## What the exercise asks
Collect all lines from the records below that include the word "convexidad".

## Exercise materials

☆ ☆ ☆ ☆ ☆

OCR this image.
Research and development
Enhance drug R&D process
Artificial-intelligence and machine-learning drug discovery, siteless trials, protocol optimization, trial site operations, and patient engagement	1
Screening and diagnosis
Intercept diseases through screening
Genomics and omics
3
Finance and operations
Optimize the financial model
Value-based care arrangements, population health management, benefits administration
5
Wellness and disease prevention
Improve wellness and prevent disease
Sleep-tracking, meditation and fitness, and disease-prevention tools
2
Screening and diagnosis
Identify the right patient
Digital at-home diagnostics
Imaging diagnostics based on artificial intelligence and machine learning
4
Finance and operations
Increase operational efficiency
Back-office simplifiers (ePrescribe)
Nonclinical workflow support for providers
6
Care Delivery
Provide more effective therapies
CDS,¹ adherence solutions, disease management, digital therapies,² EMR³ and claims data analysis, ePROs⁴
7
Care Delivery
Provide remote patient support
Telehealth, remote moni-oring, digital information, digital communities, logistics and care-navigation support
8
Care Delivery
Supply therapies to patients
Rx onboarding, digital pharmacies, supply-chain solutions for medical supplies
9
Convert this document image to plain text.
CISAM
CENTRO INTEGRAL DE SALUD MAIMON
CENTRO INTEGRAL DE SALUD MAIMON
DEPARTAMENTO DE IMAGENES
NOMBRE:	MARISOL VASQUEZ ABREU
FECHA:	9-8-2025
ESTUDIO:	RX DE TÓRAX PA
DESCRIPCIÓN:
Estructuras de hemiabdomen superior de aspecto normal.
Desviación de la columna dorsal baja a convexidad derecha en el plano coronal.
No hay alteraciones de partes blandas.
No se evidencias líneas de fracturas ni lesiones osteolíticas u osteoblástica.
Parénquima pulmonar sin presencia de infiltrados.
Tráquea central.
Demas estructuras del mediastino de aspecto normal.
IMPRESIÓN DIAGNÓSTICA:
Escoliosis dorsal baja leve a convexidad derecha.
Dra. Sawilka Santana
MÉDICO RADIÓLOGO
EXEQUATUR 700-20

☆ ☆ ☆ ☆ ☆

## Result
Desviación de la columna dorsal baja a convexidad derecha en el plano coronal.
Escoliosis dorsal baja leve a convexidad derecha.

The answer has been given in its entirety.